--- Listing ---

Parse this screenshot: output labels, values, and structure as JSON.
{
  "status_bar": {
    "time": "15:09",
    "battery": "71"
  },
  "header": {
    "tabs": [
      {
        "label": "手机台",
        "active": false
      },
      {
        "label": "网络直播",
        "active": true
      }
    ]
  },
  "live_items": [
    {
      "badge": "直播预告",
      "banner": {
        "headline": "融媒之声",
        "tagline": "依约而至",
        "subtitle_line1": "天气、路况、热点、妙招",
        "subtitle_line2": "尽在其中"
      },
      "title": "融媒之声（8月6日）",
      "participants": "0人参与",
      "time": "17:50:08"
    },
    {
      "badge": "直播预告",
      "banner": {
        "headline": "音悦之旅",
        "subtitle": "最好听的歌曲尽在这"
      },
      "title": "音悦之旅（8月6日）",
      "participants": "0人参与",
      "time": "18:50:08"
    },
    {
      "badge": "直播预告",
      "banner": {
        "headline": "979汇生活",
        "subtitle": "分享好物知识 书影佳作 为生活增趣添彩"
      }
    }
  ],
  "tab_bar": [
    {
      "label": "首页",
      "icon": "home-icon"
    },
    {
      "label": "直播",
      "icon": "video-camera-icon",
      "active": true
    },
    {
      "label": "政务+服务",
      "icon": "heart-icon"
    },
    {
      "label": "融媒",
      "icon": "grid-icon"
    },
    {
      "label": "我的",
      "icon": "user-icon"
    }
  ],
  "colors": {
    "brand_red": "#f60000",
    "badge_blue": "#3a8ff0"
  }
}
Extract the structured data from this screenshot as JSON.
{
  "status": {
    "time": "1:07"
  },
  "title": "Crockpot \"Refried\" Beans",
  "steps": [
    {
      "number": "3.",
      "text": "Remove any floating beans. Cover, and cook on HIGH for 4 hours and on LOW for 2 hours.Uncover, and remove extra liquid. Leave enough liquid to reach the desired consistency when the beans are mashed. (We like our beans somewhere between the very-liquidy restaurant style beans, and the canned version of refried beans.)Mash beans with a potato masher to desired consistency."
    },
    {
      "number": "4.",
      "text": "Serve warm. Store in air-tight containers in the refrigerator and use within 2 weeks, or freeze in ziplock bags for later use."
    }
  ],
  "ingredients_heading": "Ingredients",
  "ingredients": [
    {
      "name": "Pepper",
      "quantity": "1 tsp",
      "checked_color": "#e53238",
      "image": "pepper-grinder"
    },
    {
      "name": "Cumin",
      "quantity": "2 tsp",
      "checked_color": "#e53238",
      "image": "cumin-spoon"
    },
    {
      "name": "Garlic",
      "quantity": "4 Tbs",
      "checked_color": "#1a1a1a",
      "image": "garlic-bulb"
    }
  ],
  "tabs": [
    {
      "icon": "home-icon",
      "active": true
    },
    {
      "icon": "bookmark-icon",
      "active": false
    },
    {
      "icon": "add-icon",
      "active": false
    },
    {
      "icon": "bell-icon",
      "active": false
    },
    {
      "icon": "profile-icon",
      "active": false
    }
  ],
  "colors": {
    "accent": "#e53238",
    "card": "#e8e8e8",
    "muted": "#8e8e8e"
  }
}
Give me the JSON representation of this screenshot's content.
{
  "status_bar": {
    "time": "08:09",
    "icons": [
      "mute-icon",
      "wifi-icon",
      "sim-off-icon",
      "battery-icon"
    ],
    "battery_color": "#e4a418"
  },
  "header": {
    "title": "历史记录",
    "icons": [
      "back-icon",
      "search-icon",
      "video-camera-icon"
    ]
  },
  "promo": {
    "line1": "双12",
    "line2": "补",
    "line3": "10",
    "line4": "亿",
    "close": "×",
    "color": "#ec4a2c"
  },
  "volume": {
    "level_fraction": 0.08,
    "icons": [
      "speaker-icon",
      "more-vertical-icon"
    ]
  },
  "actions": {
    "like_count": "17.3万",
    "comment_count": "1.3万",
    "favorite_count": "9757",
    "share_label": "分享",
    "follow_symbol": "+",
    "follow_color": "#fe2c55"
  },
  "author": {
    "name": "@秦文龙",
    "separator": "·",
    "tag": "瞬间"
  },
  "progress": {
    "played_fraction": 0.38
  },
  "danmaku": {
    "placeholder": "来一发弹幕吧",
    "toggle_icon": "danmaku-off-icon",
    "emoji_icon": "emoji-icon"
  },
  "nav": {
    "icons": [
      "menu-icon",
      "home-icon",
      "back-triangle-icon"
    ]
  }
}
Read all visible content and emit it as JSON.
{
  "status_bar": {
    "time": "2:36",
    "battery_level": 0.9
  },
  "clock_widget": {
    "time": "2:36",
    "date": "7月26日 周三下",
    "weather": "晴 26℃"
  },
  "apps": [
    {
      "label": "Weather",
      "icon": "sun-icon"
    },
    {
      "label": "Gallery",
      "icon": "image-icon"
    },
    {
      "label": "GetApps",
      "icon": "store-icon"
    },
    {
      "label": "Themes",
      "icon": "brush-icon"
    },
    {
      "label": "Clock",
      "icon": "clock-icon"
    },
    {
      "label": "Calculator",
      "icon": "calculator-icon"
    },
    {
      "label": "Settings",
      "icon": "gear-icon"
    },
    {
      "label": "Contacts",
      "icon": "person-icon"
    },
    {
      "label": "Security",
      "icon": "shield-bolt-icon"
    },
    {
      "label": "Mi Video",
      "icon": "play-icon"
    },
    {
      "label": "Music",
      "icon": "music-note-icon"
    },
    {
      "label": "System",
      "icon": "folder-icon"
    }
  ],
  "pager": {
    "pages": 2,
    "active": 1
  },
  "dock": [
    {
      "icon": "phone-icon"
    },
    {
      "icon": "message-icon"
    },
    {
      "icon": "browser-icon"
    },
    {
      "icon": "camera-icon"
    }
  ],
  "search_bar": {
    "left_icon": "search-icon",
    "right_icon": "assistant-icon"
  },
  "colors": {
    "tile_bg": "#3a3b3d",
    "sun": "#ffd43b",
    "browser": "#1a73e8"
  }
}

---

→ Your objective: For this exercise, gather every line of the data that contains the word "camera".

→ Response to this task:
      "icon": "video-camera-icon",
      "video-camera-icon"
      "icon": "camera-icon"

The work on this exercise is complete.